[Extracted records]
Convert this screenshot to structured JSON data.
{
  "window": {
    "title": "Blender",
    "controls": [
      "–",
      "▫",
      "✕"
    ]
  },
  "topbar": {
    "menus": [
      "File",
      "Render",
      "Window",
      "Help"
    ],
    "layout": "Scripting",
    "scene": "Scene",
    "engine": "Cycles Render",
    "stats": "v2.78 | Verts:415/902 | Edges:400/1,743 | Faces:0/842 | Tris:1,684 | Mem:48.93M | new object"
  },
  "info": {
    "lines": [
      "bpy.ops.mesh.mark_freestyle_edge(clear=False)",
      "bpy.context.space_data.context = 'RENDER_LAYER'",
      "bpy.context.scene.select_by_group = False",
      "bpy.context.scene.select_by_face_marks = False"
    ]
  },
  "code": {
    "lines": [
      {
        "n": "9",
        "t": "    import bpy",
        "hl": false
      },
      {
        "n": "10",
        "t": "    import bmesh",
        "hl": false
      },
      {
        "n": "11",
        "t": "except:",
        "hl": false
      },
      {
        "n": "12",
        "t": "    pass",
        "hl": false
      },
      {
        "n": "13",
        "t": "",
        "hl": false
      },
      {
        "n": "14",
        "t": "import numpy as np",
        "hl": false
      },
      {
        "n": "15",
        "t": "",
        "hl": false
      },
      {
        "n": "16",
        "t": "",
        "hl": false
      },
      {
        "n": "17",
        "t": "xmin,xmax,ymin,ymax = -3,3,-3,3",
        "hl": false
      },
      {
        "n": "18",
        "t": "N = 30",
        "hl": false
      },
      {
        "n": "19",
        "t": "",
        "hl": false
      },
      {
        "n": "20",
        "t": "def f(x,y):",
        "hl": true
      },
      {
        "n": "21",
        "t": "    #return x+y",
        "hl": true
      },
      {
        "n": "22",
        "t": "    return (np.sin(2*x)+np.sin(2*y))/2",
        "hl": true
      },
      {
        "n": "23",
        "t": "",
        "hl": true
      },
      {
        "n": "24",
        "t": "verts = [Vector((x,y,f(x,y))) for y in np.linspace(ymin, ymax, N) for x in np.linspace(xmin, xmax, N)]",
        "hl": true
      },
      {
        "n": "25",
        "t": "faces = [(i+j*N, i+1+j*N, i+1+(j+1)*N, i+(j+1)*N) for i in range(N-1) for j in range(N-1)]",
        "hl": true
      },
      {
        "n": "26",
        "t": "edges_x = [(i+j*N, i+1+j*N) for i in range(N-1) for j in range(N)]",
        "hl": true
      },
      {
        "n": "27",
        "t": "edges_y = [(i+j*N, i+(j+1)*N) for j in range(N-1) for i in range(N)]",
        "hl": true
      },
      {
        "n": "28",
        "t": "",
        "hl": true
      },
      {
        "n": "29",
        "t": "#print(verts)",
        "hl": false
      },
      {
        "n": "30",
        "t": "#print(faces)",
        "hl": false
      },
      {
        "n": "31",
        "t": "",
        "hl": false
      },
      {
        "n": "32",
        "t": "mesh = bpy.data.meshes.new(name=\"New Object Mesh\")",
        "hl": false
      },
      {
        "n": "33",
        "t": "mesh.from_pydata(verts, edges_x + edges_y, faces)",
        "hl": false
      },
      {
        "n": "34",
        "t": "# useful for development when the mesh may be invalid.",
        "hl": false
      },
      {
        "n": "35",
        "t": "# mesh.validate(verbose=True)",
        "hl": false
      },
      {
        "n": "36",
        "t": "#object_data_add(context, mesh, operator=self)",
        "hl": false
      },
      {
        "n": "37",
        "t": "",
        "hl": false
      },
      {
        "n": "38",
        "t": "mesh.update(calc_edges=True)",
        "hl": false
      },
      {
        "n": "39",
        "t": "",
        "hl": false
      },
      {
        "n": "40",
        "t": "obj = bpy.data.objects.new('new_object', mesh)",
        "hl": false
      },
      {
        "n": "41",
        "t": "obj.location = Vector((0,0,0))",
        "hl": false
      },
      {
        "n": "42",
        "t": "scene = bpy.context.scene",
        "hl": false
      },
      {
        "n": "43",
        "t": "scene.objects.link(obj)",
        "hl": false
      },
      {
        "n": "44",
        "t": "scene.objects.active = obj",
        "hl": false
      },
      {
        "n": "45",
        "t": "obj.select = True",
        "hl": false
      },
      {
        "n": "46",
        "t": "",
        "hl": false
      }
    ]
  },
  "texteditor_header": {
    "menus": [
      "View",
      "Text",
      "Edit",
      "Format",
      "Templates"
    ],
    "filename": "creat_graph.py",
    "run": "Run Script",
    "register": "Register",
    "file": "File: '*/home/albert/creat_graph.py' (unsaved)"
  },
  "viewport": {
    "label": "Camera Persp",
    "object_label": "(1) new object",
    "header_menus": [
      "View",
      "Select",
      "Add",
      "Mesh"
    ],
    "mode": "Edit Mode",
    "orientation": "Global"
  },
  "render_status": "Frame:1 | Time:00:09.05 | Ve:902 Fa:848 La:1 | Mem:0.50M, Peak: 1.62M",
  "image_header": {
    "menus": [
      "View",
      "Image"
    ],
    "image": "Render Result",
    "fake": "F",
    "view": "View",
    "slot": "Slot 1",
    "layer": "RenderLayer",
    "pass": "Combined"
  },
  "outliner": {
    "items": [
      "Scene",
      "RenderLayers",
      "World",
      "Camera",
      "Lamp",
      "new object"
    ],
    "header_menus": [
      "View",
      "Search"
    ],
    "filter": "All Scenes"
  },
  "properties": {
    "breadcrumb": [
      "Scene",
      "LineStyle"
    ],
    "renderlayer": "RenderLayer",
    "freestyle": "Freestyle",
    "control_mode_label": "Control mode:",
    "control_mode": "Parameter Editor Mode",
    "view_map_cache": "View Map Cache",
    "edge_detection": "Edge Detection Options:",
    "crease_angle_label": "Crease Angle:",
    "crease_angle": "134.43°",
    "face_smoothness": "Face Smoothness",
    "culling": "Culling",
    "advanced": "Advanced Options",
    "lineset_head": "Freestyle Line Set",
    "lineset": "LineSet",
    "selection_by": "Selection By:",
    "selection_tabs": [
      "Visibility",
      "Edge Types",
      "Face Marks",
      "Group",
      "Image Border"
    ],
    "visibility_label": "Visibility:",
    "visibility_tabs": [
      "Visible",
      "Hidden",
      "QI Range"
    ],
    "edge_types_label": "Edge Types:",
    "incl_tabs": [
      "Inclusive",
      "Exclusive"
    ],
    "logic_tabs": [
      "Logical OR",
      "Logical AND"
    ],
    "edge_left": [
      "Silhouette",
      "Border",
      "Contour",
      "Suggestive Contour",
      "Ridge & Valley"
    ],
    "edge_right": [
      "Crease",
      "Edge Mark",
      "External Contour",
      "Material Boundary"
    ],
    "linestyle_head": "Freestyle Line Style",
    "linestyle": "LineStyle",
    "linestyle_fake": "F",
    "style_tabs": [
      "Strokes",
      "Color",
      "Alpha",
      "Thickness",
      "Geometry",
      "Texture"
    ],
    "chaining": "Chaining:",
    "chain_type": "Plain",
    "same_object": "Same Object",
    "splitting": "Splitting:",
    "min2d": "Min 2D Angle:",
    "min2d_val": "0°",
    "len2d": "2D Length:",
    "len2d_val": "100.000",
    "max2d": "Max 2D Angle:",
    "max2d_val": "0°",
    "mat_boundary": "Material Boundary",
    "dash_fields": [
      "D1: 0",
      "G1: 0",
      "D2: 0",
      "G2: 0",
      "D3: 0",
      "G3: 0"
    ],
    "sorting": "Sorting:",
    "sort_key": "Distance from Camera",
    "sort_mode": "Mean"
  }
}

### Written exercise
From the data above, copy each line that has the string "Camera".

### Written response
    "label": "Camera Persp",
      "Camera",
    "sort_key": "Distance from Camera",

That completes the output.